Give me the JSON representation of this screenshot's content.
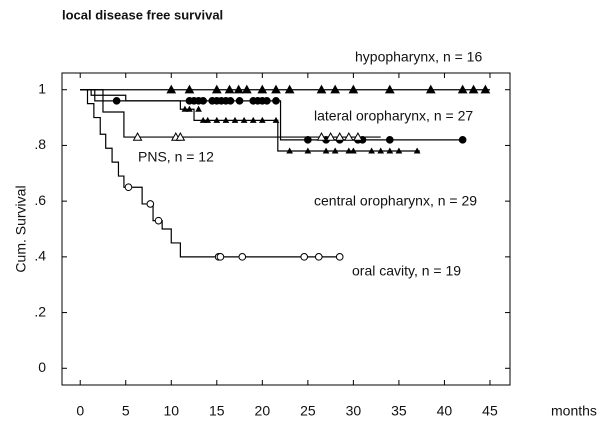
{
  "chart_data": {
    "type": "step",
    "title": "local disease free survival",
    "y_label": "Cum. Survival",
    "x_label": "months",
    "xlim": [
      -2,
      47.2
    ],
    "ylim": [
      -0.06,
      1.06
    ],
    "xticks": [
      0,
      5,
      10,
      15,
      20,
      25,
      30,
      35,
      40,
      45
    ],
    "yticks": [
      0,
      {
        "value": 0.2,
        "label": ".2"
      },
      {
        "value": 0.4,
        "label": ".4"
      },
      {
        "value": 0.6,
        "label": ".6"
      },
      {
        "value": 0.8,
        "label": ".8"
      },
      1
    ],
    "series": [
      {
        "name": "hypopharynx, n = 16",
        "color": "#000000",
        "marker": "triangle",
        "x": [
          0,
          45
        ],
        "values": [
          1,
          1
        ],
        "censor_x": [
          10,
          12,
          15,
          16.4,
          17.4,
          18.3,
          20,
          21.5,
          23,
          26.5,
          28,
          30,
          34,
          38.5,
          42,
          43.2,
          44.5
        ],
        "censor_values": [
          1,
          1,
          1,
          1,
          1,
          1,
          1,
          1,
          1,
          1,
          1,
          1,
          1,
          1,
          1,
          1,
          1
        ]
      },
      {
        "name": "lateral oropharynx, n = 27",
        "color": "#000000",
        "marker": "filled-circle",
        "x": [
          0,
          1.6,
          22,
          42
        ],
        "values": [
          1,
          0.96,
          0.82,
          0.82
        ],
        "censor_x": [
          4,
          12,
          12.5,
          13,
          13.5,
          14.5,
          15,
          15.5,
          16,
          16.5,
          17.5,
          19,
          19.5,
          20,
          20.5,
          21.5,
          25,
          27,
          28.5,
          30.5,
          31,
          34,
          42
        ],
        "censor_values": [
          0.96,
          0.96,
          0.96,
          0.96,
          0.96,
          0.96,
          0.96,
          0.96,
          0.96,
          0.96,
          0.96,
          0.96,
          0.96,
          0.96,
          0.96,
          0.96,
          0.82,
          0.82,
          0.82,
          0.82,
          0.82,
          0.82,
          0.82
        ]
      },
      {
        "name": "PNS, n = 12",
        "color": "#000000",
        "marker": "triangle",
        "x": [
          0,
          2.5,
          4.8,
          33
        ],
        "values": [
          1,
          0.92,
          0.83,
          0.83
        ],
        "censor_x": [
          6.3,
          10.5,
          11,
          26.5,
          27.5,
          28.5,
          29.5,
          30.5
        ],
        "censor_values": [
          0.83,
          0.83,
          0.83,
          0.83,
          0.83,
          0.83,
          0.83,
          0.83
        ]
      },
      {
        "name": "central oropharynx, n = 29",
        "color": "#000000",
        "marker": "small-triangle",
        "x": [
          0,
          1.2,
          5,
          11,
          12.5,
          21.7,
          37.3
        ],
        "values": [
          1,
          0.98,
          0.96,
          0.93,
          0.89,
          0.78,
          0.78
        ],
        "censor_x": [
          11.5,
          12,
          13,
          13.5,
          14,
          15,
          16,
          17,
          18,
          19,
          20,
          21.5,
          23,
          25,
          27,
          28,
          29.5,
          30,
          32,
          33,
          34,
          35,
          37
        ],
        "censor_values": [
          0.93,
          0.93,
          0.93,
          0.89,
          0.89,
          0.89,
          0.89,
          0.89,
          0.89,
          0.89,
          0.89,
          0.89,
          0.78,
          0.78,
          0.78,
          0.78,
          0.78,
          0.78,
          0.78,
          0.78,
          0.78,
          0.78,
          0.78
        ]
      },
      {
        "name": "oral cavity, n = 19",
        "color": "#000000",
        "marker": "circle",
        "x": [
          0,
          0.8,
          1.5,
          2.2,
          2.8,
          3.5,
          4.2,
          4.8,
          6.8,
          8,
          9,
          10,
          11,
          28.7
        ],
        "values": [
          1,
          0.95,
          0.9,
          0.84,
          0.79,
          0.74,
          0.69,
          0.65,
          0.59,
          0.53,
          0.5,
          0.45,
          0.4,
          0.4
        ],
        "censor_x": [
          5.3,
          7.7,
          8.6,
          15.2,
          15.4,
          17.8,
          24.6,
          26.2,
          28.5
        ],
        "censor_values": [
          0.65,
          0.59,
          0.53,
          0.4,
          0.4,
          0.4,
          0.4,
          0.4,
          0.4
        ]
      }
    ]
  }
}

_____

• What the task requires
Return solely the number of lines in the data that include the word "circle".

• Problem solution
2